- **TASK DATA**:
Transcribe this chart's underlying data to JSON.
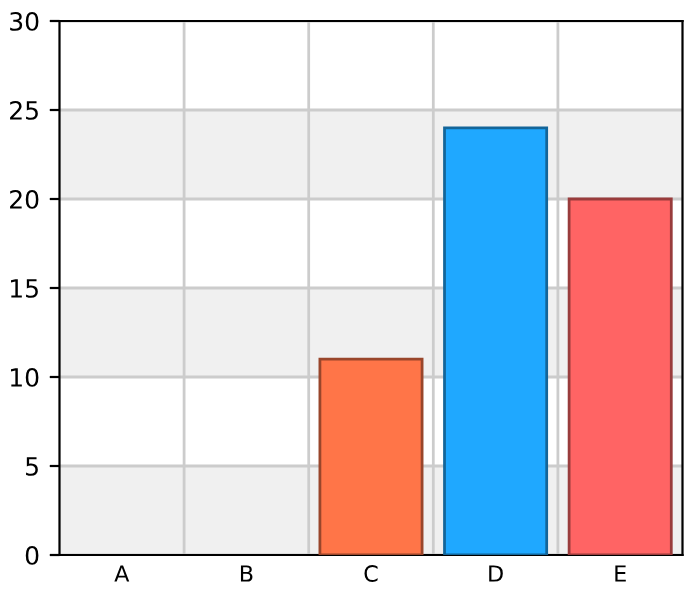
{
  "chart_data": {
    "type": "bar",
    "categories": [
      "A",
      "B",
      "C",
      "D",
      "E"
    ],
    "values": [
      0,
      0,
      11,
      24,
      20
    ],
    "colors": [
      null,
      null,
      "#ff7548",
      "#1fa8ff",
      "#ff6464"
    ],
    "ylim": [
      0,
      30
    ],
    "yticks": [
      0,
      5,
      10,
      15,
      20,
      25,
      30
    ],
    "grid": true,
    "bands": [
      {
        "axis": "y",
        "from": 0,
        "to": 5,
        "color": "#f0f0f0"
      },
      {
        "axis": "y",
        "from": 10,
        "to": 15,
        "color": "#f0f0f0"
      },
      {
        "axis": "y",
        "from": 20,
        "to": 25,
        "color": "#f0f0f0"
      }
    ]
  }
}
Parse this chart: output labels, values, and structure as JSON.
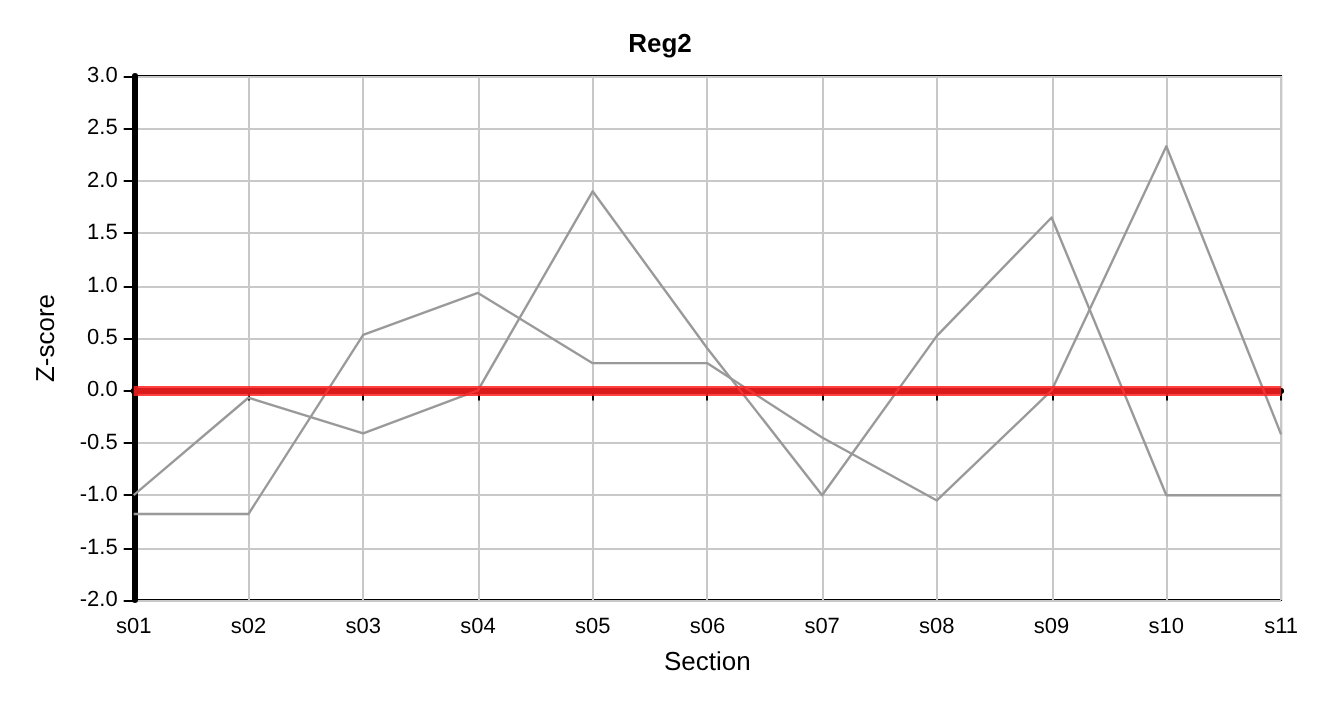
{
  "chart_data": {
    "type": "line",
    "title": "Reg2",
    "xlabel": "Section",
    "ylabel": "Z-score",
    "categories": [
      "s01",
      "s02",
      "s03",
      "s04",
      "s05",
      "s06",
      "s07",
      "s08",
      "s09",
      "s10",
      "s11"
    ],
    "series": [
      {
        "color": "#999999",
        "values": [
          -1.0,
          -0.07,
          -0.41,
          0.0,
          1.9,
          0.4,
          -1.0,
          0.52,
          1.65,
          -1.0,
          -1.0
        ]
      },
      {
        "color": "#999999",
        "values": [
          -1.18,
          -1.18,
          0.53,
          0.93,
          0.26,
          0.26,
          -0.45,
          -1.05,
          0.0,
          2.33,
          -0.42
        ]
      }
    ],
    "ylim": [
      -2,
      3
    ],
    "yticks": [
      {
        "value": -2,
        "label": "-2.0"
      },
      {
        "value": -1.5,
        "label": "-1.5"
      },
      {
        "value": -1,
        "label": "-1.0"
      },
      {
        "value": -0.5,
        "label": "-0.5"
      },
      {
        "value": 0,
        "label": "0.0"
      },
      {
        "value": 0.5,
        "label": "0.5"
      },
      {
        "value": 1,
        "label": "1.0"
      },
      {
        "value": 1.5,
        "label": "1.5"
      },
      {
        "value": 2,
        "label": "2.0"
      },
      {
        "value": 2.5,
        "label": "2.5"
      },
      {
        "value": 3,
        "label": "3.0"
      }
    ],
    "ref_lines": [
      {
        "axis": "y",
        "value": 0,
        "color": "#ff2020"
      }
    ],
    "grid": true,
    "marker": "none",
    "line_style": "solid"
  }
}
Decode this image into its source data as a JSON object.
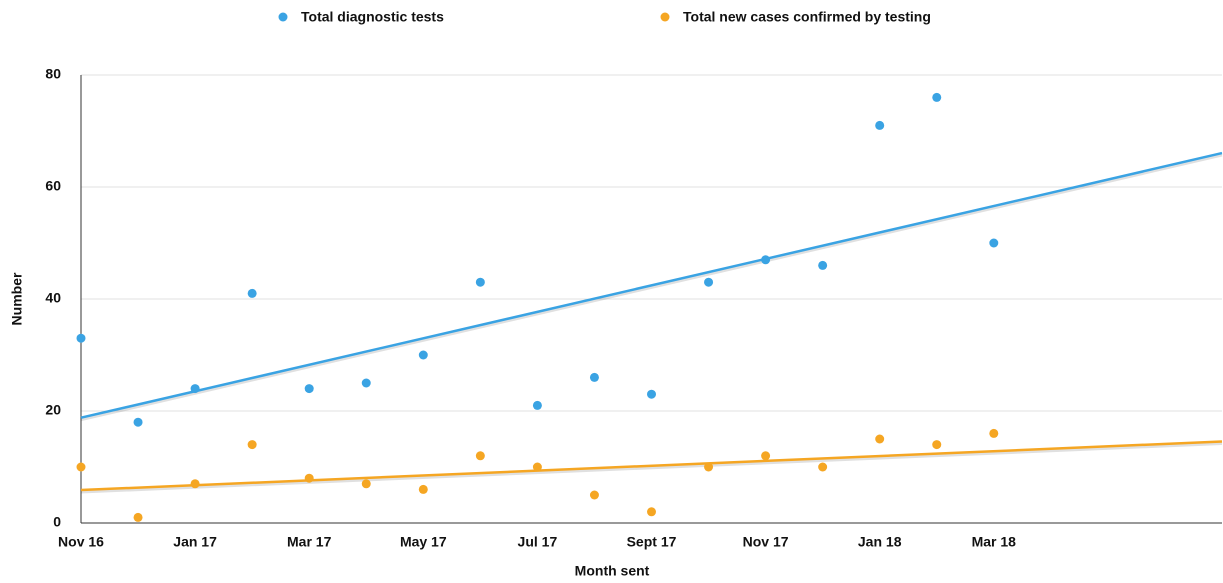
{
  "chart_data": {
    "type": "scatter",
    "x_label": "Month sent",
    "y_label": "Number",
    "categories": [
      "Nov 16",
      null,
      "Jan 17",
      null,
      "Mar 17",
      null,
      "May 17",
      null,
      "Jul 17",
      null,
      "Sept 17",
      null,
      "Nov 17",
      null,
      "Jan 18",
      null,
      "Mar 18"
    ],
    "xlim": [
      0,
      20
    ],
    "series": [
      {
        "name": "Total diagnostic tests",
        "color": "#3aa3e3",
        "values": [
          33,
          18,
          24,
          41,
          24,
          25,
          30,
          43,
          21,
          26,
          23,
          43,
          47,
          46,
          71,
          76,
          50
        ]
      },
      {
        "name": "Total new cases confirmed by testing",
        "color": "#f5a623",
        "values": [
          10,
          1,
          7,
          14,
          8,
          7,
          6,
          12,
          10,
          5,
          2,
          10,
          12,
          10,
          15,
          14,
          16
        ]
      }
    ],
    "ylim": [
      0,
      80
    ],
    "yticks": [
      0,
      20,
      40,
      60,
      80
    ],
    "grid": true,
    "trendline": true,
    "legend": "top"
  }
}
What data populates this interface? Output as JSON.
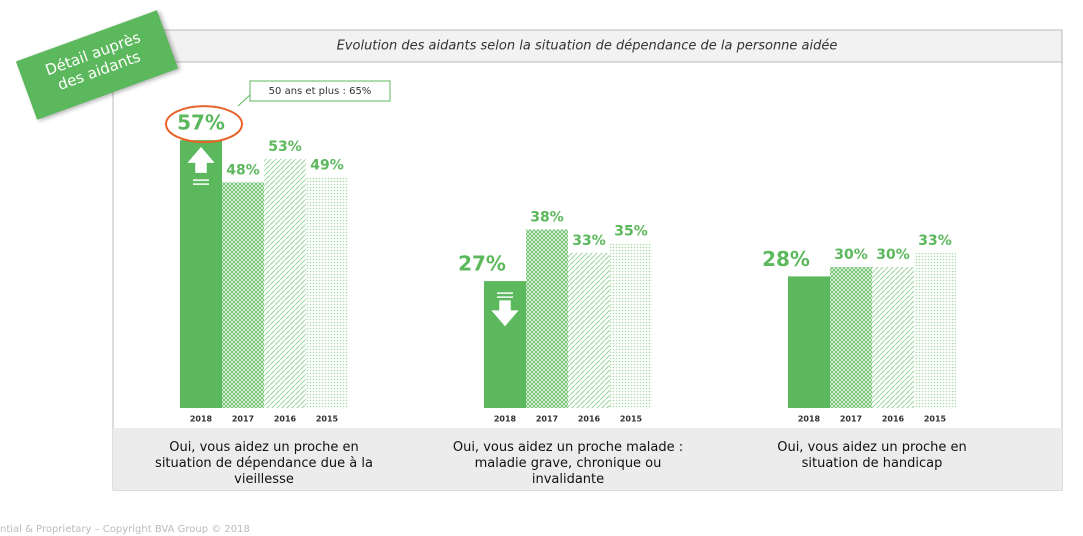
{
  "title": "Evolution des aidants selon la situation de dépendance de la personne aidée",
  "badge": [
    "Détail auprès",
    "des aidants"
  ],
  "footer": "ntial & Proprietary – Copyright BVA Group © 2018",
  "chart_data": {
    "type": "bar",
    "categories": [
      "Oui, vous aidez un proche en situation de dépendance due à la vieillesse",
      "Oui, vous aidez un proche malade : maladie grave, chronique ou invalidante",
      "Oui, vous aidez un proche en situation de handicap"
    ],
    "annotation": "50 ans et plus : 65%",
    "series": [
      {
        "name": "2018",
        "color": "#5cb85c",
        "values": [
          57,
          27,
          28
        ],
        "value_labels": [
          "57%",
          "27%",
          "28%"
        ]
      },
      {
        "name": "2017",
        "color": "#7cc77c",
        "values": [
          48,
          38,
          30
        ],
        "value_labels": [
          "48%",
          "38%",
          "30%"
        ]
      },
      {
        "name": "2016",
        "color": "#9ad49a",
        "values": [
          53,
          33,
          30
        ],
        "value_labels": [
          "53%",
          "33%",
          "30%"
        ]
      },
      {
        "name": "2015",
        "color": "#a8dba8",
        "values": [
          49,
          35,
          33
        ],
        "value_labels": [
          "49%",
          "35%",
          "33%"
        ]
      }
    ]
  }
}
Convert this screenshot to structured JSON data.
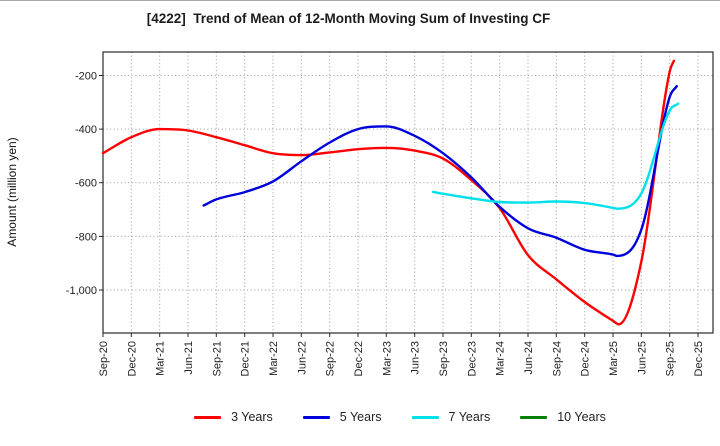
{
  "title": "[4222]  Trend of Mean of 12-Month Moving Sum of Investing CF",
  "chart_data": {
    "type": "line",
    "title": "[4222]  Trend of Mean of 12-Month Moving Sum of Investing CF",
    "xlabel": "",
    "ylabel": "Amount (million yen)",
    "x_categories": [
      "Sep-20",
      "Dec-20",
      "Mar-21",
      "Jun-21",
      "Sep-21",
      "Dec-21",
      "Mar-22",
      "Jun-22",
      "Sep-22",
      "Dec-22",
      "Mar-23",
      "Jun-23",
      "Sep-23",
      "Dec-23",
      "Mar-24",
      "Jun-24",
      "Sep-24",
      "Dec-24",
      "Mar-25",
      "Jun-25",
      "Sep-25",
      "Dec-25"
    ],
    "y_ticks": [
      -200,
      -400,
      -600,
      -800,
      -1000
    ],
    "y_tick_labels": [
      "-200",
      "-400",
      "-600",
      "-800",
      "-1,000"
    ],
    "ylim": [
      -1160,
      -112
    ],
    "grid": true,
    "grid_style": "dotted",
    "legend_position": "bottom",
    "note_units": "million yen; x values are quarter indices measured from Sep-20 (fractional = between quarters)",
    "series": [
      {
        "name": "3 Years",
        "color": "#ff0000",
        "points": [
          [
            0,
            -490
          ],
          [
            1,
            -430
          ],
          [
            2,
            -400
          ],
          [
            3,
            -405
          ],
          [
            4,
            -430
          ],
          [
            5,
            -460
          ],
          [
            6,
            -490
          ],
          [
            7,
            -497
          ],
          [
            8,
            -487
          ],
          [
            9,
            -475
          ],
          [
            10,
            -470
          ],
          [
            11,
            -480
          ],
          [
            12,
            -510
          ],
          [
            13,
            -590
          ],
          [
            14,
            -695
          ],
          [
            15,
            -870
          ],
          [
            16,
            -960
          ],
          [
            17,
            -1045
          ],
          [
            18,
            -1115
          ],
          [
            18.2,
            -1128
          ],
          [
            19,
            -895
          ],
          [
            20,
            -185
          ],
          [
            20.15,
            -145
          ]
        ]
      },
      {
        "name": "5 Years",
        "color": "#0000dd",
        "points": [
          [
            3.55,
            -685
          ],
          [
            4,
            -662
          ],
          [
            5,
            -635
          ],
          [
            6,
            -595
          ],
          [
            7,
            -520
          ],
          [
            8,
            -450
          ],
          [
            9,
            -400
          ],
          [
            10,
            -390
          ],
          [
            11,
            -425
          ],
          [
            12,
            -490
          ],
          [
            13,
            -580
          ],
          [
            14,
            -690
          ],
          [
            15,
            -770
          ],
          [
            16,
            -805
          ],
          [
            17,
            -850
          ],
          [
            18,
            -868
          ],
          [
            18.15,
            -873
          ],
          [
            19,
            -775
          ],
          [
            20,
            -280
          ],
          [
            20.25,
            -240
          ]
        ]
      },
      {
        "name": "7 Years",
        "color": "#00e0ea",
        "points": [
          [
            11.65,
            -634
          ],
          [
            12,
            -641
          ],
          [
            13,
            -658
          ],
          [
            14,
            -672
          ],
          [
            15,
            -674
          ],
          [
            16,
            -670
          ],
          [
            17,
            -676
          ],
          [
            18,
            -694
          ],
          [
            18.15,
            -697
          ],
          [
            19,
            -640
          ],
          [
            20,
            -330
          ],
          [
            20.3,
            -305
          ]
        ]
      },
      {
        "name": "10 Years",
        "color": "#008000",
        "points": []
      }
    ]
  }
}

- **GIVEN REQUEST**: In the entries above, how many lines hold the word "Total"? State the number and nothing else.

- **RESULT OF THIS TASK**: 2